Stored records:
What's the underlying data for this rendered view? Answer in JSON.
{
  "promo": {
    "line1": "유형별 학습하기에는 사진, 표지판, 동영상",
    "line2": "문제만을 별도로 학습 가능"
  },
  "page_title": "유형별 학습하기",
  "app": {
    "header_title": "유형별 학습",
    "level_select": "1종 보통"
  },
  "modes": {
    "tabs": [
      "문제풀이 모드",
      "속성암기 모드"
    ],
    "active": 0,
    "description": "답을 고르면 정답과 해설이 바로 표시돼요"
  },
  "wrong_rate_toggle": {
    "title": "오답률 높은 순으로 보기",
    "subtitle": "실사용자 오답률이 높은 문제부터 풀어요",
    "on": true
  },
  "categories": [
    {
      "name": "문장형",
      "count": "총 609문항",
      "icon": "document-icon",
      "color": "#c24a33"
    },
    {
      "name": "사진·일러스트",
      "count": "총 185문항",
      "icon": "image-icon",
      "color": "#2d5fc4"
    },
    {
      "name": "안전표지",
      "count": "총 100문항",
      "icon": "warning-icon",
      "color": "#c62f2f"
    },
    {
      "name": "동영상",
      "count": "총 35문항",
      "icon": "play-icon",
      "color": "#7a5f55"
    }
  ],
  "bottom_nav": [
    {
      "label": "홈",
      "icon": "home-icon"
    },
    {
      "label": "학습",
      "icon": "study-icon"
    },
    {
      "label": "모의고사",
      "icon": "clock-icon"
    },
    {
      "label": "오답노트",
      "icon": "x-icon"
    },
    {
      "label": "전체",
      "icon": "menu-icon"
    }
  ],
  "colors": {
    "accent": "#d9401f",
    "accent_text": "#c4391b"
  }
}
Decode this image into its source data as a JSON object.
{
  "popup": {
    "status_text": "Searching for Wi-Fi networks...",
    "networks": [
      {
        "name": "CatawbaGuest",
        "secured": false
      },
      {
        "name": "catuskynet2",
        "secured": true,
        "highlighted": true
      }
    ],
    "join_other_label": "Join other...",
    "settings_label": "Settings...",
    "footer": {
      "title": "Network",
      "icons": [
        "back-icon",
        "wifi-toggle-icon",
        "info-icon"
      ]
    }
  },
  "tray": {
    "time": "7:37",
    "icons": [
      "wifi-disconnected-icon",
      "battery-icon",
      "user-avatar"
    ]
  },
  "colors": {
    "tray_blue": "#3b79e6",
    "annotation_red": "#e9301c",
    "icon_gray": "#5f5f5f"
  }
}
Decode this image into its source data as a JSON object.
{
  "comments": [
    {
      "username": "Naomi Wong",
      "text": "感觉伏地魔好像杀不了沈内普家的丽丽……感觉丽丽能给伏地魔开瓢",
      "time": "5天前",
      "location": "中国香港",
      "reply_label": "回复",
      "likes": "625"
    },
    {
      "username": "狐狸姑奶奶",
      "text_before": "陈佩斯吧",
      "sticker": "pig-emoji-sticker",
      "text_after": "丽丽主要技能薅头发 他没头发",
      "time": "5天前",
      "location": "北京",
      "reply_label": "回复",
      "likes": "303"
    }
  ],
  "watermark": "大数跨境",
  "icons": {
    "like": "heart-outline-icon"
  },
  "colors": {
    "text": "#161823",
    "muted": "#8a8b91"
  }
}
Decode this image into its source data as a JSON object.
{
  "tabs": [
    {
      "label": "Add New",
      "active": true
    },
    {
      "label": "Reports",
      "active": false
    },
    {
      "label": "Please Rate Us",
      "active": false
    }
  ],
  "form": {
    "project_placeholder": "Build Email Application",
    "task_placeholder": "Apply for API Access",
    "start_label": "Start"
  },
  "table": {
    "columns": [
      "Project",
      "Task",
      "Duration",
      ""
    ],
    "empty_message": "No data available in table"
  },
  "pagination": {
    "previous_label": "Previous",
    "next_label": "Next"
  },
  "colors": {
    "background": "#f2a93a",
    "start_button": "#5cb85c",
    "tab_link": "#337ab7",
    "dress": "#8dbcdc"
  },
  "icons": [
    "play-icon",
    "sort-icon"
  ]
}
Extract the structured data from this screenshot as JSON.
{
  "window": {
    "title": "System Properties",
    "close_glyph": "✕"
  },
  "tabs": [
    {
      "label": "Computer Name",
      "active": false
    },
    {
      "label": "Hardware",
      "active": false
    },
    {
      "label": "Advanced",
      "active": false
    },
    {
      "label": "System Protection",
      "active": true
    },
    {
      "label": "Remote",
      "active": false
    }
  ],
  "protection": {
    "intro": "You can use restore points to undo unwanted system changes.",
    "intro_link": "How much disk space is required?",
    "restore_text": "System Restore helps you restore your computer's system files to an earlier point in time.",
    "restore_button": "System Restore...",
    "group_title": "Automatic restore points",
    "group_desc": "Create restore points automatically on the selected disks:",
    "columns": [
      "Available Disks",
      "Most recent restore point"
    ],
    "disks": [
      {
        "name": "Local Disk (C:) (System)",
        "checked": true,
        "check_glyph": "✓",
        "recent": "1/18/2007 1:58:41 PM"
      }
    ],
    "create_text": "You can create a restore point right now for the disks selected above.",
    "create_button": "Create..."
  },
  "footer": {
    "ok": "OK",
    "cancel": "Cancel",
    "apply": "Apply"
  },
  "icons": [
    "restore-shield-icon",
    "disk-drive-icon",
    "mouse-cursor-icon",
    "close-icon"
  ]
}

What you should do: Gather up the lines containing the word "recent" from these records and copy them.

Written reply:
      "Most recent restore point"
        "recent": "1/18/2007 1:58:41 PM"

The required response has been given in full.